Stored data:
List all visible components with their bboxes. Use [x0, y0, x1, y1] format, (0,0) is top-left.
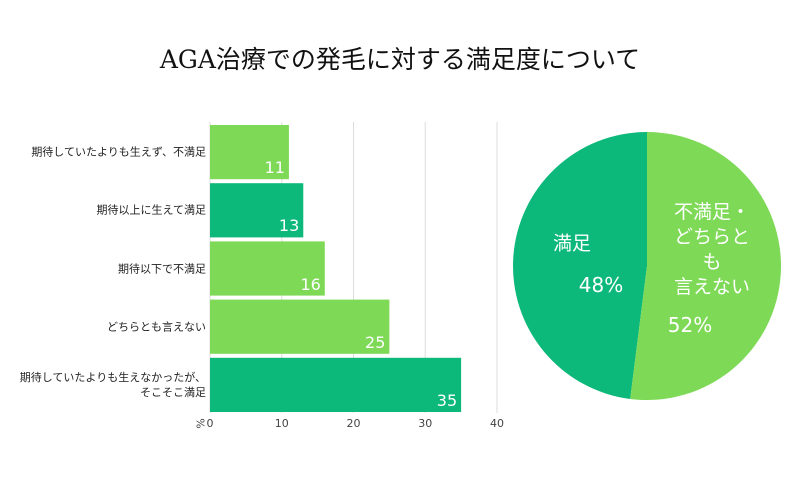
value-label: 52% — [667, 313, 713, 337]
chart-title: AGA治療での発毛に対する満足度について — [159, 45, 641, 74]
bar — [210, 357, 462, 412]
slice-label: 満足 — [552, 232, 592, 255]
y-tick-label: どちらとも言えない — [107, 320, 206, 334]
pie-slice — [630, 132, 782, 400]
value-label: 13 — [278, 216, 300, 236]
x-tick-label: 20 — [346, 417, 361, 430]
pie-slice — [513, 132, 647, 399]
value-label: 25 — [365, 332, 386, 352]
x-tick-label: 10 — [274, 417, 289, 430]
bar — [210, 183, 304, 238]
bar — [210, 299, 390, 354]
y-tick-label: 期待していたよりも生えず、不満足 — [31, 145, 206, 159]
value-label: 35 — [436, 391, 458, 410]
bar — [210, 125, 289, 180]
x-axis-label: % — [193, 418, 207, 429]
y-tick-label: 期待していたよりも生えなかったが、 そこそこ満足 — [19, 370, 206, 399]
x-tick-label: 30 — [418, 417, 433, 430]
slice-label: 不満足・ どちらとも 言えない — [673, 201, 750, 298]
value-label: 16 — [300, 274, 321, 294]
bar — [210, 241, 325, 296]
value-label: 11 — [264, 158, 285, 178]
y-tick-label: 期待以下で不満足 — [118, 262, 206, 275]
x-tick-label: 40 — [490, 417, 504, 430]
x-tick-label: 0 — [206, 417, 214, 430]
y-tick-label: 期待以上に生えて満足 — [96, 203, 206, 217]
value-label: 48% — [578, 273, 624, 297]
...
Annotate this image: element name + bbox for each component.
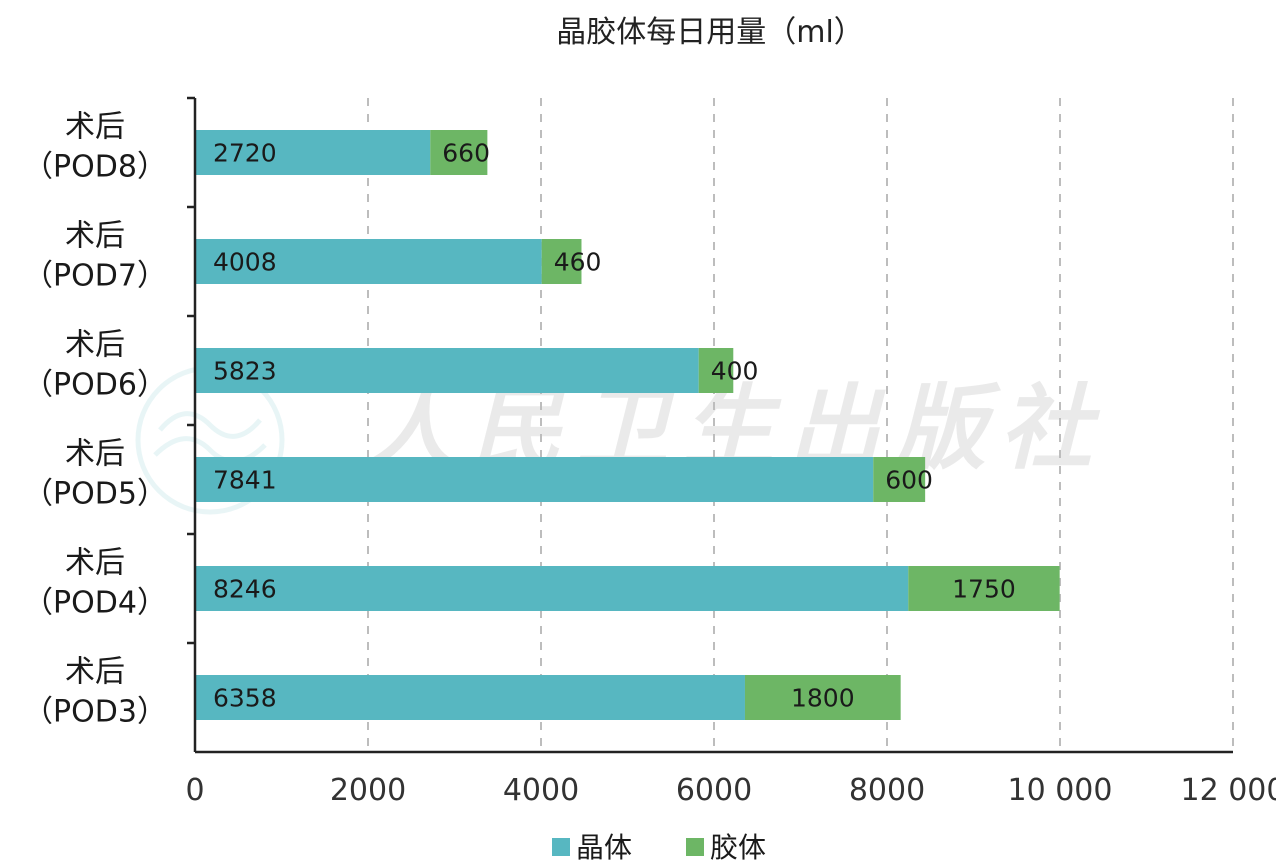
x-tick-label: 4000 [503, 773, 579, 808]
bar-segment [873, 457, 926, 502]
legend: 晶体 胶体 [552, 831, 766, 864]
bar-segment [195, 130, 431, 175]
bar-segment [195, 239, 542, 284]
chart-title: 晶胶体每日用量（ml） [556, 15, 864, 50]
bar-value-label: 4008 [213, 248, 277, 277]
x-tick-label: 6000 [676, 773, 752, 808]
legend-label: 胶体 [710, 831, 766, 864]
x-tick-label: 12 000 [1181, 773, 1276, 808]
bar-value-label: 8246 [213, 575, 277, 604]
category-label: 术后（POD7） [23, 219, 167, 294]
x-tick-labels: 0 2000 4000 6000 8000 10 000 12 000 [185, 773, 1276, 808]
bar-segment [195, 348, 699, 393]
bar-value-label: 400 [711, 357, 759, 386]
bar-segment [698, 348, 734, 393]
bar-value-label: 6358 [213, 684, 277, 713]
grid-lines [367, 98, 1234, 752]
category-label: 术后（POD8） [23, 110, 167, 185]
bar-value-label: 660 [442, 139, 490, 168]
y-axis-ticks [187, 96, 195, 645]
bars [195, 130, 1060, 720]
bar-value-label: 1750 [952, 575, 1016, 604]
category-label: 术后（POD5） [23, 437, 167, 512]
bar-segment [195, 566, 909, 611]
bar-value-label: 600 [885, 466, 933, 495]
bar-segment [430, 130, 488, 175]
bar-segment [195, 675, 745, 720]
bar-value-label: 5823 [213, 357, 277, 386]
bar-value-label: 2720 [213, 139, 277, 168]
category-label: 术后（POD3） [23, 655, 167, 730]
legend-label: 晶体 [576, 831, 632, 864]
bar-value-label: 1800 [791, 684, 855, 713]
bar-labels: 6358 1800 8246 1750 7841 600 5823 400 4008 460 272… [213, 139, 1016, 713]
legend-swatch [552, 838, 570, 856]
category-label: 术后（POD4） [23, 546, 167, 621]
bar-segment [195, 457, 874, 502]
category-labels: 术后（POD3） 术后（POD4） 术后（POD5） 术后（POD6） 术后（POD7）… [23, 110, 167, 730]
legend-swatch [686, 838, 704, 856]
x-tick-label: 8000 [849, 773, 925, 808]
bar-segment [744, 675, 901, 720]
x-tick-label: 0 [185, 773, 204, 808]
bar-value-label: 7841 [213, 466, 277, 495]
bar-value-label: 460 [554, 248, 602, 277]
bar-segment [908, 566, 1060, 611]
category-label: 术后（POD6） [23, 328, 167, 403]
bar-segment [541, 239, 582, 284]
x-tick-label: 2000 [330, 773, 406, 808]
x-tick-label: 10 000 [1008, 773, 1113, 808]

_Problem description_: Convert the lines of the second block, from the line with "x-tick-label: 4000 [503, 773, 579, 808]" to the line with "bar-value-label: 600 [885, 466, 933, 495]", into a JSON list of strings with one string per line and no blank lines.

_Output of the task_:
[
  "x-tick-label: 4000 [503, 773, 579, 808]",
  "bar-segment [873, 457, 926, 502]",
  "legend: 晶体 胶体 [552, 831, 766, 864]",
  "bar-segment [195, 130, 431, 175]",
  "bar-segment [195, 239, 542, 284]",
  "chart-title: 晶胶体每日用量（ml） [556, 15, 864, 50]",
  "bar-value-label: 4008 [213, 248, 277, 277]",
  "x-tick-label: 6000 [676, 773, 752, 808]",
  "legend-label: 胶体 [710, 831, 766, 864]",
  "x-tick-label: 12 000 [1181, 773, 1276, 808]",
  "bar-value-label: 8246 [213, 575, 277, 604]",
  "category-label: 术后（POD7） [23, 219, 167, 294]",
  "x-tick-labels: 0 2000 4000 6000 8000 10 000 12 000 [185, 773, 1276, 808]",
  "bar-segment [195, 348, 699, 393]",
  "bar-value-label: 400 [711, 357, 759, 386]",
  "bar-segment [698, 348, 734, 393]",
  "bar-value-label: 6358 [213, 684, 277, 713]",
  "grid-lines [367, 98, 1234, 752]",
  "category-label: 术后（POD8） [23, 110, 167, 185]",
  "bar-value-label: 660 [442, 139, 490, 168]",
  "y-axis-ticks [187, 96, 195, 645]",
  "bars [195, 130, 1060, 720]",
  "bar-value-label: 1750 [952, 575, 1016, 604]",
  "category-label: 术后（POD5） [23, 437, 167, 512]",
  "bar-segment [195, 566, 909, 611]",
  "bar-value-label: 600 [885, 466, 933, 495]"
]